● **Exercise**: Whenever a line contains the string "name", copy it out of the entries.

····················

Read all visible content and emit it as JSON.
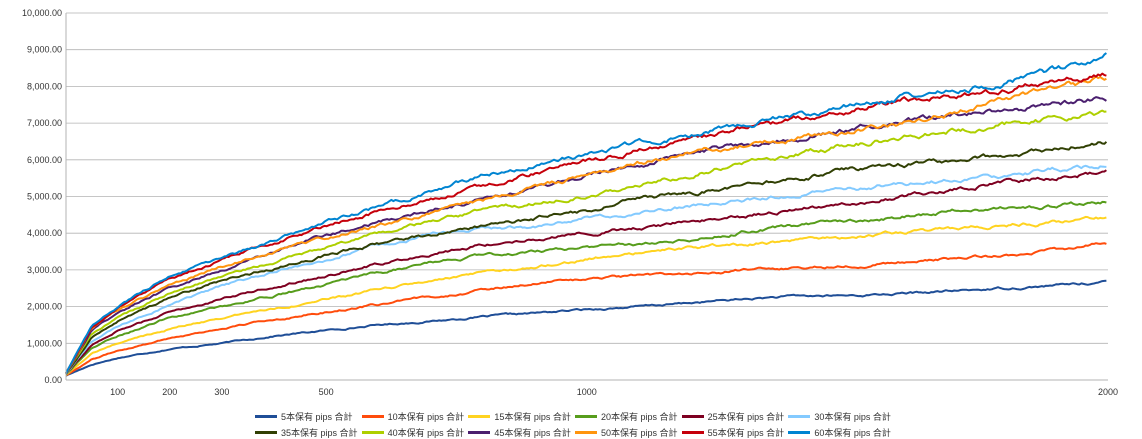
{
  "chart_data": {
    "type": "line",
    "title": "",
    "xlabel": "",
    "ylabel": "",
    "xlim": [
      1,
      2000
    ],
    "ylim": [
      0,
      10000
    ],
    "grid": "horizontal",
    "legend_position": "bottom",
    "y_ticks": [
      0,
      1000,
      2000,
      3000,
      4000,
      5000,
      6000,
      7000,
      8000,
      9000,
      10000
    ],
    "y_tick_labels": [
      "0.00",
      "1,000.00",
      "2,000.00",
      "3,000.00",
      "4,000.00",
      "5,000.00",
      "6,000.00",
      "7,000.00",
      "8,000.00",
      "9,000.00",
      "10,000.00"
    ],
    "x_ticks": [
      100,
      200,
      300,
      500,
      1000,
      2000
    ],
    "x_tick_labels": [
      "100",
      "200",
      "300",
      "500",
      "1000",
      "2000"
    ],
    "x_sample": [
      1,
      50,
      100,
      200,
      300,
      400,
      500,
      600,
      700,
      800,
      900,
      1000,
      1100,
      1200,
      1300,
      1400,
      1500,
      1600,
      1700,
      1800,
      1900,
      2000
    ],
    "series": [
      {
        "name": "5本保有 pips 合計",
        "color": "#1f4e97",
        "values": [
          120,
          420,
          600,
          850,
          1000,
          1200,
          1350,
          1500,
          1600,
          1720,
          1820,
          1920,
          2000,
          2100,
          2200,
          2280,
          2300,
          2350,
          2420,
          2500,
          2580,
          2680
        ]
      },
      {
        "name": "10本保有 pips 合計",
        "color": "#ff4c0c",
        "values": [
          130,
          560,
          800,
          1150,
          1400,
          1650,
          1850,
          2050,
          2250,
          2450,
          2650,
          2750,
          2830,
          2900,
          2980,
          3050,
          3120,
          3200,
          3300,
          3400,
          3550,
          3720
        ]
      },
      {
        "name": "15本保有 pips 合計",
        "color": "#ffd320",
        "values": [
          140,
          720,
          1000,
          1400,
          1700,
          1950,
          2200,
          2450,
          2700,
          2900,
          3100,
          3300,
          3450,
          3600,
          3700,
          3780,
          3900,
          4000,
          4100,
          4200,
          4300,
          4420
        ]
      },
      {
        "name": "20本保有 pips 合計",
        "color": "#579d1c",
        "values": [
          150,
          860,
          1200,
          1700,
          2000,
          2300,
          2600,
          2900,
          3200,
          3380,
          3500,
          3620,
          3720,
          3850,
          4050,
          4200,
          4300,
          4450,
          4620,
          4700,
          4750,
          4850
        ]
      },
      {
        "name": "25本保有 pips 合計",
        "color": "#7e0021",
        "values": [
          155,
          950,
          1350,
          1850,
          2200,
          2550,
          2850,
          3150,
          3450,
          3700,
          3850,
          4000,
          4150,
          4300,
          4450,
          4650,
          4800,
          5000,
          5200,
          5400,
          5500,
          5720
        ]
      },
      {
        "name": "30本保有 pips 合計",
        "color": "#83caff",
        "values": [
          160,
          1050,
          1450,
          2050,
          2550,
          2950,
          3300,
          3650,
          3950,
          4100,
          4200,
          4400,
          4550,
          4750,
          4900,
          5050,
          5200,
          5350,
          5450,
          5600,
          5750,
          5850
        ]
      },
      {
        "name": "35本保有 pips 合計",
        "color": "#314004",
        "values": [
          165,
          1150,
          1600,
          2250,
          2700,
          3050,
          3400,
          3700,
          3950,
          4200,
          4400,
          4600,
          4950,
          5100,
          5300,
          5500,
          5700,
          5850,
          6000,
          6100,
          6300,
          6500
        ]
      },
      {
        "name": "40本保有 pips 合計",
        "color": "#aecf00",
        "values": [
          170,
          1250,
          1700,
          2350,
          2850,
          3200,
          3600,
          3950,
          4300,
          4600,
          4800,
          5050,
          5300,
          5600,
          5900,
          6150,
          6400,
          6600,
          6800,
          6950,
          7100,
          7300
        ]
      },
      {
        "name": "45本保有 pips 合計",
        "color": "#4b1f6f",
        "values": [
          175,
          1350,
          1850,
          2500,
          3000,
          3500,
          3950,
          4300,
          4650,
          4950,
          5250,
          5600,
          5850,
          6150,
          6400,
          6600,
          6800,
          7000,
          7200,
          7350,
          7500,
          7680
        ]
      },
      {
        "name": "50本保有 pips 合計",
        "color": "#ff950e",
        "values": [
          180,
          1400,
          1900,
          2600,
          3100,
          3500,
          3850,
          4200,
          4550,
          4900,
          5250,
          5600,
          5900,
          6200,
          6400,
          6600,
          6800,
          7000,
          7300,
          7600,
          7900,
          8230
        ]
      },
      {
        "name": "55本保有 pips 合計",
        "color": "#c5000b",
        "values": [
          185,
          1420,
          1950,
          2750,
          3250,
          3750,
          4200,
          4600,
          4900,
          5300,
          5650,
          5950,
          6250,
          6550,
          6850,
          7100,
          7350,
          7600,
          7750,
          7900,
          8100,
          8380
        ]
      },
      {
        "name": "60本保有 pips 合計",
        "color": "#0084d1",
        "values": [
          190,
          1450,
          2000,
          2850,
          3300,
          3800,
          4300,
          4700,
          5150,
          5600,
          5850,
          6150,
          6450,
          6700,
          6950,
          7200,
          7450,
          7700,
          7900,
          8100,
          8400,
          8850
        ]
      }
    ]
  }
}
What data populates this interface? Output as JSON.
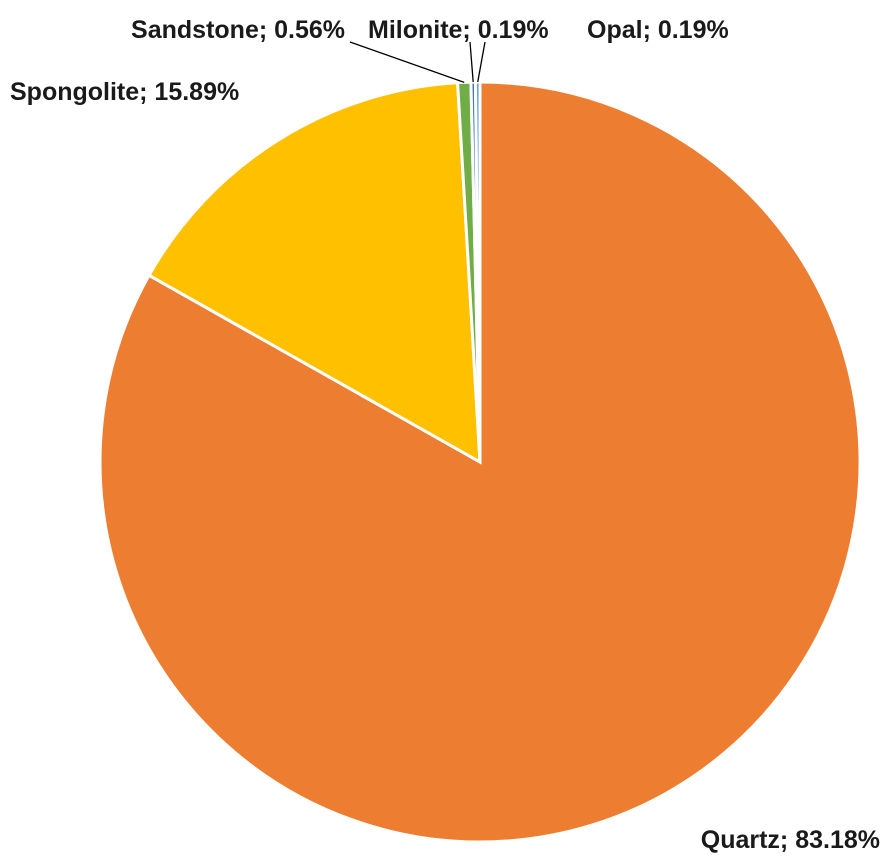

····················

● **Response for this exercise**:
        "name": "5本保有 pips 合計",
        "name": "10本保有 pips 合計",
        "name": "15本保有 pips 合計",
        "name": "20本保有 pips 合計",
        "name": "25本保有 pips 合計",
        "name": "30本保有 pips 合計",
        "name": "35本保有 pips 合計",
        "name": "40本保有 pips 合計",
        "name": "45本保有 pips 合計",
        "name": "50本保有 pips 合計",
        "name": "55本保有 pips 合計",
        "name": "60本保有 pips 合計",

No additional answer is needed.